— START —

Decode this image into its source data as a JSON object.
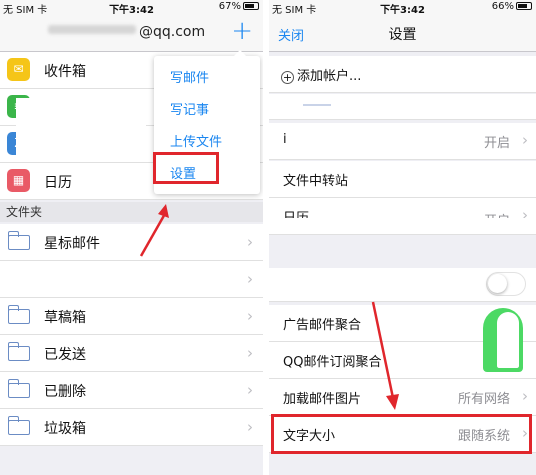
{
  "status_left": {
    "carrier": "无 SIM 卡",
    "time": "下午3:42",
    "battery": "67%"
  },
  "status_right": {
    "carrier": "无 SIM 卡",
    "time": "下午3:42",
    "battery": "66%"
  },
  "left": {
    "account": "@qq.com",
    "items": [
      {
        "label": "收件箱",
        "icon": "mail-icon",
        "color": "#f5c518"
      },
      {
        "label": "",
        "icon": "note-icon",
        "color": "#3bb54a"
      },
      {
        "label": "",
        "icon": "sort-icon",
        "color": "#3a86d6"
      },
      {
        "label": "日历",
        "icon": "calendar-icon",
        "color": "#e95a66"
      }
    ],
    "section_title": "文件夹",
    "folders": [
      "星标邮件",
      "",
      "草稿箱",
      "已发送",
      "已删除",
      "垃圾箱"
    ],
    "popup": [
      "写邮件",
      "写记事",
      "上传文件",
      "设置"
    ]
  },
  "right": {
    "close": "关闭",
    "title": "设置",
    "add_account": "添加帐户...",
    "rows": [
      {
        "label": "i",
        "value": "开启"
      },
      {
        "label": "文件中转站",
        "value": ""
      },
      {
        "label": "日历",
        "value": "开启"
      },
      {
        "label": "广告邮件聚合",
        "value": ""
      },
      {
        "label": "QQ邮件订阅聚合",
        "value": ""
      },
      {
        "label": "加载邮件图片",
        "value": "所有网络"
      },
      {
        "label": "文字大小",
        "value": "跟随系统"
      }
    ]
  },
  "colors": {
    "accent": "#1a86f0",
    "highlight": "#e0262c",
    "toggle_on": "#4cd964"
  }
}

— END —
— START —

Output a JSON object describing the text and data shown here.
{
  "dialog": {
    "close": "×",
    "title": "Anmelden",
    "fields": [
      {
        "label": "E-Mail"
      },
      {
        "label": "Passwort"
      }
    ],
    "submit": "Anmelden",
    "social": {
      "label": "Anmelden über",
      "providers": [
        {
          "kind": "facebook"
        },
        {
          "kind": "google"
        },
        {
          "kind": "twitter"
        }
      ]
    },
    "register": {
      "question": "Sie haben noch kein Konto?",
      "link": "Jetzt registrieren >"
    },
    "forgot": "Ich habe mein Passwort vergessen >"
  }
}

— END —

• [Task details] Extract every line containing the string "data" from the material.

• [Final answer]
Decode this image into its source data as a JSON object.
Output a JSON object describing the text and data shown here.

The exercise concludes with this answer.